### What is expected
Identify and pull out each line of the entries in which "internal" occurs.

Collected data
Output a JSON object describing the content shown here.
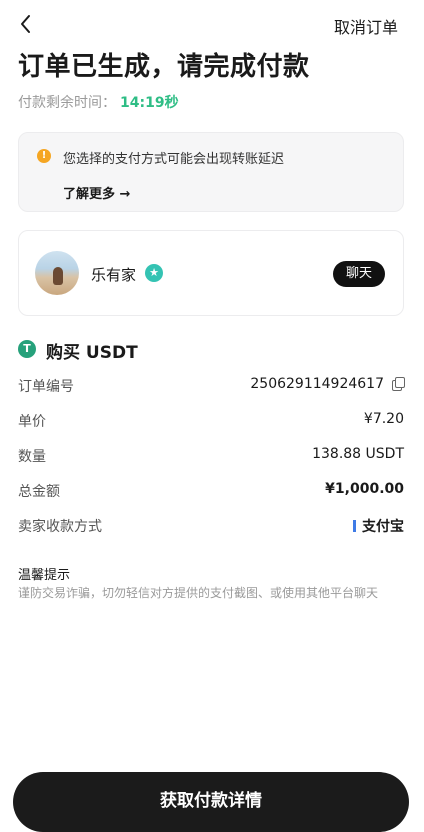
{
  "header": {
    "back_icon": "chevron-left-icon",
    "cancel_label": "取消订单"
  },
  "title": "订单已生成，请完成付款",
  "timer": {
    "label": "付款剩余时间：",
    "value": "14:19秒",
    "accent_color": "#2ebd85"
  },
  "notice": {
    "icon": "warning-icon",
    "icon_glyph": "!",
    "message": "您选择的支付方式可能会出现转账延迟",
    "link_label": "了解更多 →"
  },
  "seller": {
    "name": "乐有家",
    "badge_icon": "verified-star-icon",
    "badge_glyph": "★",
    "chat_label": "聊天"
  },
  "order": {
    "asset_icon_glyph": "T",
    "heading": "购买 USDT",
    "rows": [
      {
        "label": "订单编号",
        "value": "250629114924617"
      },
      {
        "label": "单价",
        "value": "¥7.20"
      },
      {
        "label": "数量",
        "value": "138.88 USDT"
      },
      {
        "label": "总金额",
        "value": "¥1,000.00"
      },
      {
        "label": "卖家收款方式",
        "value": "支付宝"
      }
    ]
  },
  "tips": {
    "title": "温馨提示",
    "body": "谨防交易诈骗，切勿轻信对方提供的支付截图、或使用其他平台聊天"
  },
  "primary_button": "获取付款详情"
}
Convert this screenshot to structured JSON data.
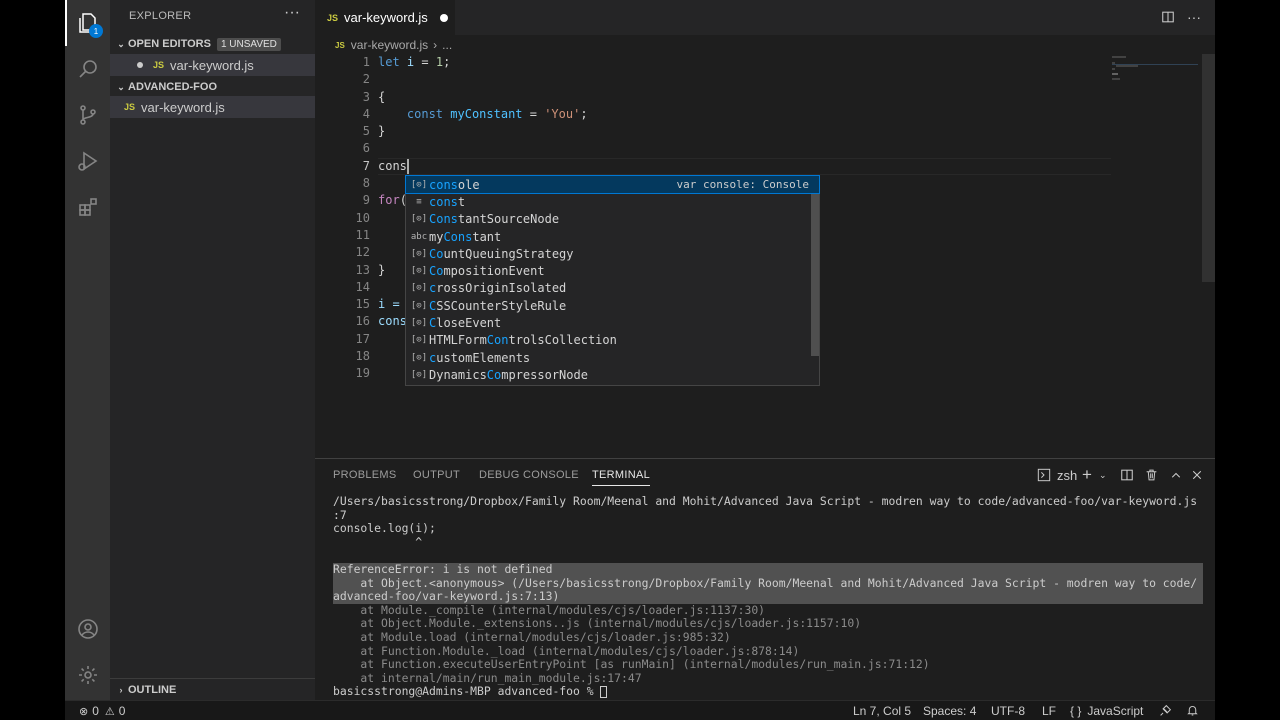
{
  "activity_bar": {
    "explorer_badge": "1"
  },
  "sidebar": {
    "title": "EXPLORER",
    "more": "···",
    "open_editors": {
      "label": "OPEN EDITORS",
      "badge": "1 UNSAVED",
      "file": "var-keyword.js"
    },
    "folder": {
      "label": "ADVANCED-FOO",
      "file": "var-keyword.js"
    },
    "outline": "OUTLINE",
    "file_icon": "JS"
  },
  "editor": {
    "tab_label": "var-keyword.js",
    "tab_icon": "JS",
    "breadcrumb_file": "var-keyword.js",
    "breadcrumb_sep": "›",
    "breadcrumb_more": "...",
    "line_numbers": [
      "1",
      "2",
      "3",
      "4",
      "5",
      "6",
      "7",
      "8",
      "9",
      "10",
      "11",
      "12",
      "13",
      "14",
      "15",
      "16",
      "17",
      "18",
      "19"
    ],
    "lines": {
      "l1_kw": "let",
      "l1_var": "i",
      "l1_rest": " = ",
      "l1_num": "1",
      "l1_end": ";",
      "l3": "{",
      "l4_kw": "const",
      "l4_var": "myConstant",
      "l4_eq": " = ",
      "l4_str": "'You'",
      "l4_end": ";",
      "l5": "}",
      "l7": "cons",
      "l9_kw": "for",
      "l9_rest": "(",
      "l13": "}",
      "l15": "i =",
      "l16": "cons"
    }
  },
  "suggest": {
    "items": [
      {
        "icon": "[⊙]",
        "pre": "",
        "match": "cons",
        "post": "ole",
        "detail": "var console: Console"
      },
      {
        "icon": "≡",
        "pre": "",
        "match": "cons",
        "post": "t",
        "detail": ""
      },
      {
        "icon": "[⊙]",
        "pre": "",
        "match": "Cons",
        "post": "tantSourceNode",
        "detail": ""
      },
      {
        "icon": "abc",
        "pre": "my",
        "match": "Cons",
        "post": "tant",
        "detail": ""
      },
      {
        "icon": "[⊙]",
        "pre": "",
        "match": "Co",
        "post": "untQueuingStrategy",
        "detail": ""
      },
      {
        "icon": "[⊙]",
        "pre": "",
        "match": "Co",
        "post": "mpositionEvent",
        "detail": ""
      },
      {
        "icon": "[⊙]",
        "pre": "",
        "match": "c",
        "post": "rossOriginIsolated",
        "detail": ""
      },
      {
        "icon": "[⊙]",
        "pre": "",
        "match": "C",
        "post": "SSCounterStyleRule",
        "detail": ""
      },
      {
        "icon": "[⊙]",
        "pre": "",
        "match": "C",
        "post": "loseEvent",
        "detail": ""
      },
      {
        "icon": "[⊙]",
        "pre": "HTMLForm",
        "match": "Con",
        "post": "trolsCollection",
        "detail": ""
      },
      {
        "icon": "[⊙]",
        "pre": "",
        "match": "c",
        "post": "ustomElements",
        "detail": ""
      },
      {
        "icon": "[⊙]",
        "pre": "Dynamics",
        "match": "Co",
        "post": "mpressorNode",
        "detail": ""
      }
    ]
  },
  "panel": {
    "tabs": [
      "PROBLEMS",
      "OUTPUT",
      "DEBUG CONSOLE",
      "TERMINAL"
    ],
    "shell": "zsh",
    "terminal_lines": [
      "/Users/basicsstrong/Dropbox/Family Room/Meenal and Mohit/Advanced Java Script - modren way to code/advanced-foo/var-keyword.js",
      ":7",
      "console.log(i);",
      "            ^",
      "",
      "ReferenceError: i is not defined",
      "    at Object.<anonymous> (/Users/basicsstrong/Dropbox/Family Room/Meenal and Mohit/Advanced Java Script - modren way to code/",
      "advanced-foo/var-keyword.js:7:13)",
      "    at Module._compile (internal/modules/cjs/loader.js:1137:30)",
      "    at Object.Module._extensions..js (internal/modules/cjs/loader.js:1157:10)",
      "    at Module.load (internal/modules/cjs/loader.js:985:32)",
      "    at Function.Module._load (internal/modules/cjs/loader.js:878:14)",
      "    at Function.executeUserEntryPoint [as runMain] (internal/modules/run_main.js:71:12)",
      "    at internal/main/run_main_module.js:17:47"
    ],
    "prompt": "basicsstrong@Admins-MBP advanced-foo % "
  },
  "status": {
    "errors": "0",
    "warnings": "0",
    "position": "Ln 7, Col 5",
    "spaces": "Spaces: 4",
    "encoding": "UTF-8",
    "eol": "LF",
    "language_icon": "{ }",
    "language": "JavaScript"
  },
  "colors": {
    "accent": "#0078d4",
    "match_highlight": "#18a3ff",
    "keyword": "#569cd6",
    "string": "#ce9178"
  }
}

### Result for this task
      "    at Module._compile (internal/modules/cjs/loader.js:1137:30)",
      "    at Object.Module._extensions..js (internal/modules/cjs/loader.js:1157:10)",
      "    at Module.load (internal/modules/cjs/loader.js:985:32)",
      "    at Function.Module._load (internal/modules/cjs/loader.js:878:14)",
      "    at Function.executeUserEntryPoint [as runMain] (internal/modules/run_main.js:71:12)",
      "    at internal/main/run_main_module.js:17:47"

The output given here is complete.